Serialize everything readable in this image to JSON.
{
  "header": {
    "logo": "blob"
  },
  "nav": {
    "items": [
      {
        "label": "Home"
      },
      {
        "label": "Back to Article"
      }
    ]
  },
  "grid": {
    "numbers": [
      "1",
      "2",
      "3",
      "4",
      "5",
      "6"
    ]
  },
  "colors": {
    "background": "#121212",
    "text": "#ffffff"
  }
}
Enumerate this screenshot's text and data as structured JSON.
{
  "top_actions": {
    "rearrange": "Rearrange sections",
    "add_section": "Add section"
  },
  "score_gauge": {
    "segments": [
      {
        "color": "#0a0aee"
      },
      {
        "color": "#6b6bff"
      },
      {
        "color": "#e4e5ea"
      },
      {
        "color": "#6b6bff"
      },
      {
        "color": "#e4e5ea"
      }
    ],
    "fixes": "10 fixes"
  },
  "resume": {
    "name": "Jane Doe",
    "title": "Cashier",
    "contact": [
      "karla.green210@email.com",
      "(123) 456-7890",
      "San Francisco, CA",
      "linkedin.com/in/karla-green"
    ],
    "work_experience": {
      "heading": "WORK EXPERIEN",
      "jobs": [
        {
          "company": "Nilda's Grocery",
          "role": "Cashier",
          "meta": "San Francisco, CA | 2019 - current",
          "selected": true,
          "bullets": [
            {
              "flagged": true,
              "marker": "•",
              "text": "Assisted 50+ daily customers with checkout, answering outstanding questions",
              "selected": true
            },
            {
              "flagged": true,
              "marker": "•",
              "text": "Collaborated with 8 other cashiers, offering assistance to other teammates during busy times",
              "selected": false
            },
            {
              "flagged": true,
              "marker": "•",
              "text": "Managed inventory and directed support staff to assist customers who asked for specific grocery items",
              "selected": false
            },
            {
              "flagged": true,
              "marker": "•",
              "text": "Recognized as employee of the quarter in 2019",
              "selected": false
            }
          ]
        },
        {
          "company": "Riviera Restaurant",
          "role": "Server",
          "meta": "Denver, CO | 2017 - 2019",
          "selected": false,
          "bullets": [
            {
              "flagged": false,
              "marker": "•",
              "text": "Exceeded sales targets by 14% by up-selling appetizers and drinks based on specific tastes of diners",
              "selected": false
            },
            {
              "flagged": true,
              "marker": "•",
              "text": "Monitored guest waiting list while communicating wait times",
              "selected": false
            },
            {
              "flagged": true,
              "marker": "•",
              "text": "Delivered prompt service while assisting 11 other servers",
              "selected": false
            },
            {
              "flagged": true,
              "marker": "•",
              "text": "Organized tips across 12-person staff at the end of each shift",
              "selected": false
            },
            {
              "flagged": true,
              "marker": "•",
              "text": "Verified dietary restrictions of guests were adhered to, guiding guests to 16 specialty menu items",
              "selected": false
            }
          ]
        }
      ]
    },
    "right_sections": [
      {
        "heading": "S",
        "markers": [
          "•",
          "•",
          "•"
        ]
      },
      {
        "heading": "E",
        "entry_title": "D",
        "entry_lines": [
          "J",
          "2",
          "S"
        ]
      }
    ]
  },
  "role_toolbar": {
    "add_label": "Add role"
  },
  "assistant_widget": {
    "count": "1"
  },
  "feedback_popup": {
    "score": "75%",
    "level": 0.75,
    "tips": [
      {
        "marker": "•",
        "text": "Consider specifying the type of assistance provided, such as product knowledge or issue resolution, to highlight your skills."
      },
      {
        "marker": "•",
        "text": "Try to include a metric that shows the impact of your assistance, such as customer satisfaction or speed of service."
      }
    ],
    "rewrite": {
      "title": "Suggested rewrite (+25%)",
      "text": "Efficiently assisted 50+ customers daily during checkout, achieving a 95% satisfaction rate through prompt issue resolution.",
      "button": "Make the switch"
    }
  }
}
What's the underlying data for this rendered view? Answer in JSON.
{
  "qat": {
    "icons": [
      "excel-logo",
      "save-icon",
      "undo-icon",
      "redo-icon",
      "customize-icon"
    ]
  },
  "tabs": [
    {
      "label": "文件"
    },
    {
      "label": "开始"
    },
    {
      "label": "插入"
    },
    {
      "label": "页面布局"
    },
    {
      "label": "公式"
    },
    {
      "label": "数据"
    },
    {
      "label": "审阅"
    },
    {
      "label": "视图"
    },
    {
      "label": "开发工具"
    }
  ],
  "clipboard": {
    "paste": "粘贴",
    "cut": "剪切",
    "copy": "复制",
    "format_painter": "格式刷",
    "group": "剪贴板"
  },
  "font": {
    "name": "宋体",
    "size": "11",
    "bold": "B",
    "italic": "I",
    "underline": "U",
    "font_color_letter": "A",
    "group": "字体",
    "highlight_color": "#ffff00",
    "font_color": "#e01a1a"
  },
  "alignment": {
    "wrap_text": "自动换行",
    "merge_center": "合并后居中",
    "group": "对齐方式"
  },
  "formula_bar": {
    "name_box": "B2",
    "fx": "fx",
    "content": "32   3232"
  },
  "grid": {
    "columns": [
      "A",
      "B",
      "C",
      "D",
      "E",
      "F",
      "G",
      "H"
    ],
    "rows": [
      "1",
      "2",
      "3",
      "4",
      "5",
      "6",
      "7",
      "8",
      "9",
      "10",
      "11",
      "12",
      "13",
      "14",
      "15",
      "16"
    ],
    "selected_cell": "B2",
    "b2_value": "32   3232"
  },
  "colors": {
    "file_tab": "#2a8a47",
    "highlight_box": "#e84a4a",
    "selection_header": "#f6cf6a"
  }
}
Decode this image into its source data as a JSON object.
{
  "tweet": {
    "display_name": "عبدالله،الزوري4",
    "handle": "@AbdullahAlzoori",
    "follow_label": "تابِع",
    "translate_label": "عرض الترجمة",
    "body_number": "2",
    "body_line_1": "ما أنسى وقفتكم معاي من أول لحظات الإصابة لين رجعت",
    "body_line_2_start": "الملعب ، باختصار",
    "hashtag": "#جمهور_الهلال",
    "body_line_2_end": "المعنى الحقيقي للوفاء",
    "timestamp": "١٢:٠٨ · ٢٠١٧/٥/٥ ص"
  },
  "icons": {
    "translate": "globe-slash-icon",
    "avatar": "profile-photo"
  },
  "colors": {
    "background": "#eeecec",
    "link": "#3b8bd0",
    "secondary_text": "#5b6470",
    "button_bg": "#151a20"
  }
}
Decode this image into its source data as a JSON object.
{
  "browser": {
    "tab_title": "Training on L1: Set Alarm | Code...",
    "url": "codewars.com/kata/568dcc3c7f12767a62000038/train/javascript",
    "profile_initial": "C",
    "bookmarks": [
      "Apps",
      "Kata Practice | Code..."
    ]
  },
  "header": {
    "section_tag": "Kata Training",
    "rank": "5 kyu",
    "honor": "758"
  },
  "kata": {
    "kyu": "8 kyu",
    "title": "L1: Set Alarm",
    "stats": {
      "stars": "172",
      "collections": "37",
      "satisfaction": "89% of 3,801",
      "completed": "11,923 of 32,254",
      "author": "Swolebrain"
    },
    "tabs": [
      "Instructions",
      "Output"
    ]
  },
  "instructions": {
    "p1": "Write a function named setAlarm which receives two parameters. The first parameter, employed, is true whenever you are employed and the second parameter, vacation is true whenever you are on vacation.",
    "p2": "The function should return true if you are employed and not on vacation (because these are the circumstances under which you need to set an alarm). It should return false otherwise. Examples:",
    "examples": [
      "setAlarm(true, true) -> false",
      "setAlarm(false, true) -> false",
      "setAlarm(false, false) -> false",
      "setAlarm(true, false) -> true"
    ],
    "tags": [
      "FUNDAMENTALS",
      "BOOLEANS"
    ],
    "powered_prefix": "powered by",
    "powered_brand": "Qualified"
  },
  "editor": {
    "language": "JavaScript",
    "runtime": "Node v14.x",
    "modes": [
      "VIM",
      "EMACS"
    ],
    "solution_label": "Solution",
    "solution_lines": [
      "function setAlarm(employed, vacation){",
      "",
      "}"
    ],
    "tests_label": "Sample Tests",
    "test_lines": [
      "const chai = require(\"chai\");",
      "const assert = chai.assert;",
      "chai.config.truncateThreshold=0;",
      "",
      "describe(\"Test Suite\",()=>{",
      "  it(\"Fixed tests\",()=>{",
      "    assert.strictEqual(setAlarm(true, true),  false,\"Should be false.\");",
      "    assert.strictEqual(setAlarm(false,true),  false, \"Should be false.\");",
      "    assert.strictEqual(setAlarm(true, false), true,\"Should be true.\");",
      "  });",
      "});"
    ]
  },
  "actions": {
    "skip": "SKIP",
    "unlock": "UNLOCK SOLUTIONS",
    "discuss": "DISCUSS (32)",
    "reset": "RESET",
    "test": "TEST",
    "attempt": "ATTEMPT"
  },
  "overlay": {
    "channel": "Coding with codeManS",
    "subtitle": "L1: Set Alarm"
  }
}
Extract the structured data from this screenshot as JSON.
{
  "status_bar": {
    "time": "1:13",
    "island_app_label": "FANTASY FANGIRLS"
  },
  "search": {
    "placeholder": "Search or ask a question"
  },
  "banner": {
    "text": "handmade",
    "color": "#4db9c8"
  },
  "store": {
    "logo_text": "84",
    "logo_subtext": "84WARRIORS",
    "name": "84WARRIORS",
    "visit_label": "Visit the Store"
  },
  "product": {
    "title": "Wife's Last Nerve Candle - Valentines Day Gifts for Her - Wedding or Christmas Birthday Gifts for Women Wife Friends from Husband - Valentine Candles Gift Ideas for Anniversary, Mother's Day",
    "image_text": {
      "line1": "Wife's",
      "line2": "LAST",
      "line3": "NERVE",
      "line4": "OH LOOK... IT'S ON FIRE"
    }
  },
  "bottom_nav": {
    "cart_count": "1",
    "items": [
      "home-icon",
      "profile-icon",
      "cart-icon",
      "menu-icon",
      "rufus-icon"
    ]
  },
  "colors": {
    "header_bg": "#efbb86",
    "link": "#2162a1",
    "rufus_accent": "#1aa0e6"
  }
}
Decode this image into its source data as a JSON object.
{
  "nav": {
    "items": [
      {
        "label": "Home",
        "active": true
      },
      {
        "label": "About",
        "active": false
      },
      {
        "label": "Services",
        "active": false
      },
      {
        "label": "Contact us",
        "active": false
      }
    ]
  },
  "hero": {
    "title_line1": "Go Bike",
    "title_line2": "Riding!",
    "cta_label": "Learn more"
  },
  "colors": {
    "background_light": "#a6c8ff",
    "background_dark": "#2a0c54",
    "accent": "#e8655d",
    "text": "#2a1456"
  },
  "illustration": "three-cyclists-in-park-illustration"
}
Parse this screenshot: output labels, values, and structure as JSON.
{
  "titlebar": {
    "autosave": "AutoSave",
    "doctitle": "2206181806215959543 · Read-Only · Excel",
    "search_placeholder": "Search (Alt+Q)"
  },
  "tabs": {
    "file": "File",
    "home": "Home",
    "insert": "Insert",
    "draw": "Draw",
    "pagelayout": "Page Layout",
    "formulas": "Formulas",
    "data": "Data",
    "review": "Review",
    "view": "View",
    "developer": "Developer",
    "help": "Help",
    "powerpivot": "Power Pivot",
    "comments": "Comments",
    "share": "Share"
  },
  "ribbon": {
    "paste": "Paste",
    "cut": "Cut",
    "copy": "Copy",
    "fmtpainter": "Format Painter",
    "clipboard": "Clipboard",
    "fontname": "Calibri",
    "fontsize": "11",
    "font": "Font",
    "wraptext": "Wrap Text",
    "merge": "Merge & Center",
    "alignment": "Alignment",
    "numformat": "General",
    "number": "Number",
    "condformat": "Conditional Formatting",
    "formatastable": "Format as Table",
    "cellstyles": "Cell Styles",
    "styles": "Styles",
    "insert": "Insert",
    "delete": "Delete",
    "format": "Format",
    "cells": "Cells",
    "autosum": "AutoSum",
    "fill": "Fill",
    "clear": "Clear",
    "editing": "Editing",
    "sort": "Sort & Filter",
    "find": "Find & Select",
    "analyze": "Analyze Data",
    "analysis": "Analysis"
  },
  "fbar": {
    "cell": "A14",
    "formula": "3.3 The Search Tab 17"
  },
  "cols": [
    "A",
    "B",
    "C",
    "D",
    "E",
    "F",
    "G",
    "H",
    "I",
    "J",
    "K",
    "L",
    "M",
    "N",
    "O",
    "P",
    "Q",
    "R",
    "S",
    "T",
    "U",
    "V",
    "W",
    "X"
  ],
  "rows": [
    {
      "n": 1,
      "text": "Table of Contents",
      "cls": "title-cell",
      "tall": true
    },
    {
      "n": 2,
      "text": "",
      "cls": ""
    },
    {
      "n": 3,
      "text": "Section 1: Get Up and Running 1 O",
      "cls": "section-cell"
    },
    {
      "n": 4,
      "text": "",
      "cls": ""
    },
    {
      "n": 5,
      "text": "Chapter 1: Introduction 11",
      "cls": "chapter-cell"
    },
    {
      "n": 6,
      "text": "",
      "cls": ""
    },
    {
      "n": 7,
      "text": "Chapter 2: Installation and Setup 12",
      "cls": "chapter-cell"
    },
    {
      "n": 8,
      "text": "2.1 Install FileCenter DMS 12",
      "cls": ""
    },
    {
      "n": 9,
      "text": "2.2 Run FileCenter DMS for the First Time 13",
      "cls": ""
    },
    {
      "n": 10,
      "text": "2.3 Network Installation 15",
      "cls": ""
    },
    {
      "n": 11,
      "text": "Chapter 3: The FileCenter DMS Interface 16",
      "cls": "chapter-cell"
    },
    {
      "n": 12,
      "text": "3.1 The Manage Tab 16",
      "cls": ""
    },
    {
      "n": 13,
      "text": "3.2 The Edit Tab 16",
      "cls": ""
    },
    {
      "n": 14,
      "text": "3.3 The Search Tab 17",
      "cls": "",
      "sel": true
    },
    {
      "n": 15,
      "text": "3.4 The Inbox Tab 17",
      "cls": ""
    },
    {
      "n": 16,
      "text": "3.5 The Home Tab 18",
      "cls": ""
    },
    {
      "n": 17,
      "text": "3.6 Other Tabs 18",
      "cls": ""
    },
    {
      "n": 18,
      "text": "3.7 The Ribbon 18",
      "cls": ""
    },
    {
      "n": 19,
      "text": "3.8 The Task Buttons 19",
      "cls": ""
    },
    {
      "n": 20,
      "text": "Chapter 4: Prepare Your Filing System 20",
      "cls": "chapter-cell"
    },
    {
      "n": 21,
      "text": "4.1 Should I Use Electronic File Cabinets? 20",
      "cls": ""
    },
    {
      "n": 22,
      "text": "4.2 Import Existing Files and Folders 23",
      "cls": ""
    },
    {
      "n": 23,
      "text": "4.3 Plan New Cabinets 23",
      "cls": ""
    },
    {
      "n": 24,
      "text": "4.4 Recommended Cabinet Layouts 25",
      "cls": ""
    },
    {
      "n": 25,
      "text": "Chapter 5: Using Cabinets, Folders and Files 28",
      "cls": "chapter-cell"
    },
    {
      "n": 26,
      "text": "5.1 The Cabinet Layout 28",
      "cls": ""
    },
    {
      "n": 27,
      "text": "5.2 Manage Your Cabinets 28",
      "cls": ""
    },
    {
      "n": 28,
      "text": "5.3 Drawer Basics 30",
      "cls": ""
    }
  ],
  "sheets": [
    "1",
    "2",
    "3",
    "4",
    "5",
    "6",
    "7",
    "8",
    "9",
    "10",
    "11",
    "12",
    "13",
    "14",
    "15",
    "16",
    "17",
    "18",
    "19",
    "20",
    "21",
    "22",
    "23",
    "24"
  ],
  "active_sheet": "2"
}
★ ★ ★
-- Problem statement --
Select all lines in the listing that include the word "prompt".

-- Response for this exercise --
              "text": "Delivered prompt service while assisting 11 other servers",
      "text": "Efficiently assisted 50+ customers daily during checkout, achieving a 95% satisfaction rate through prompt issue resolution.",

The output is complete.